** Start Extracted data **

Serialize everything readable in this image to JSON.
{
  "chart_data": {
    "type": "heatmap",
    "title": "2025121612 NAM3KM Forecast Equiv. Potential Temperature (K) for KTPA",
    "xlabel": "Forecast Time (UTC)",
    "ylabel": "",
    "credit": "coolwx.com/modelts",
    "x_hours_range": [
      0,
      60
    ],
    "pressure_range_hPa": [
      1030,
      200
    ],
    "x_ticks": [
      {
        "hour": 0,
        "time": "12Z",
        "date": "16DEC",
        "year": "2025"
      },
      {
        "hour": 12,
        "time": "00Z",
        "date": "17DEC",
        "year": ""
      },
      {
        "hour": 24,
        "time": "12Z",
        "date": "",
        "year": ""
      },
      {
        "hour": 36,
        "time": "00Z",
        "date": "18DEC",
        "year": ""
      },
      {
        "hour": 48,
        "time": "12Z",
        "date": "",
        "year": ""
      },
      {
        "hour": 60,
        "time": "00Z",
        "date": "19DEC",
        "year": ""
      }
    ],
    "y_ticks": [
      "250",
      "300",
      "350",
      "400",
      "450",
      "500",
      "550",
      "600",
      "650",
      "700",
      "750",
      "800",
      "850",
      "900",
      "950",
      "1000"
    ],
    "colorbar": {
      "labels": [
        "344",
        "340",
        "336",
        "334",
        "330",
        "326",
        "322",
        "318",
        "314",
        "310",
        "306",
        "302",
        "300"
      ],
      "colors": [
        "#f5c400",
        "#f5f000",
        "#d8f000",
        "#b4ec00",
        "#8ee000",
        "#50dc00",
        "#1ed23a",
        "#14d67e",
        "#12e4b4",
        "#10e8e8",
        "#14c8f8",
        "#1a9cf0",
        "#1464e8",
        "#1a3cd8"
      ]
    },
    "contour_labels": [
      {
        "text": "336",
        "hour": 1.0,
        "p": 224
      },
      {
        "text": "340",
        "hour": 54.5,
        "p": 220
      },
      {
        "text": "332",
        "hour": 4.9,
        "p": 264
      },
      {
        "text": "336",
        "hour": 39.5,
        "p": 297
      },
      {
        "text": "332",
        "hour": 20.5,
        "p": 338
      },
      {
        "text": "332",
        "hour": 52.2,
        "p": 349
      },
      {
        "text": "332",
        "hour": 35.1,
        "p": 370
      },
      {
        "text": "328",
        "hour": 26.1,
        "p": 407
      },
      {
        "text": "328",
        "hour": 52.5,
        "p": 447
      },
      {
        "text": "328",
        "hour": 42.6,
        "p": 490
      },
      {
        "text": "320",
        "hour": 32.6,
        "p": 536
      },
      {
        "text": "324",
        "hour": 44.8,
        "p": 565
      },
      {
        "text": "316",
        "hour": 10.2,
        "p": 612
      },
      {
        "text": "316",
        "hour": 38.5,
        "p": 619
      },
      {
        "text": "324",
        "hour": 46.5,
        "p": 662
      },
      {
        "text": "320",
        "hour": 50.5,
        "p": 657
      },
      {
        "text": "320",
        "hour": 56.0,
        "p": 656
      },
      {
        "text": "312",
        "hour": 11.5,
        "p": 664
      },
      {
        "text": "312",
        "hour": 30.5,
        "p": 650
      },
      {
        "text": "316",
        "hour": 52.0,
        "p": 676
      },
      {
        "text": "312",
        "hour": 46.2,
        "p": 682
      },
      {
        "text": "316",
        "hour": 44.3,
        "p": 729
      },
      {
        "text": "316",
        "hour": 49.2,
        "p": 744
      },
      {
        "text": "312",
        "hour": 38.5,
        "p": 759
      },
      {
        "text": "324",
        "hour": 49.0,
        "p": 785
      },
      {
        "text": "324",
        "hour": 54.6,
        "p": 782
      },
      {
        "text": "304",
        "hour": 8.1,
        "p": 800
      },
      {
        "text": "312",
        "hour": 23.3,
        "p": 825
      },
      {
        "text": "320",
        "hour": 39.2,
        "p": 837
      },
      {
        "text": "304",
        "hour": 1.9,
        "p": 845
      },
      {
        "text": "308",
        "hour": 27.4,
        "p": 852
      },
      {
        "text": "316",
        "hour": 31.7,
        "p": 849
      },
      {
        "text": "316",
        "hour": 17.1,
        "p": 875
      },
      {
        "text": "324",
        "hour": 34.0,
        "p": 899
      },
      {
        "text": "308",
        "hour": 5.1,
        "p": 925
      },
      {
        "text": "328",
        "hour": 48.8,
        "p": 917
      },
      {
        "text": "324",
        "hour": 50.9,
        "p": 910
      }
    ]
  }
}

** End Extracted data **

Search the entries for the word "date" and copy every line that has it.

        "date": "16DEC",
        "date": "17DEC",
        "date": "",
        "date": "18DEC",
        "date": "",
        "date": "19DEC",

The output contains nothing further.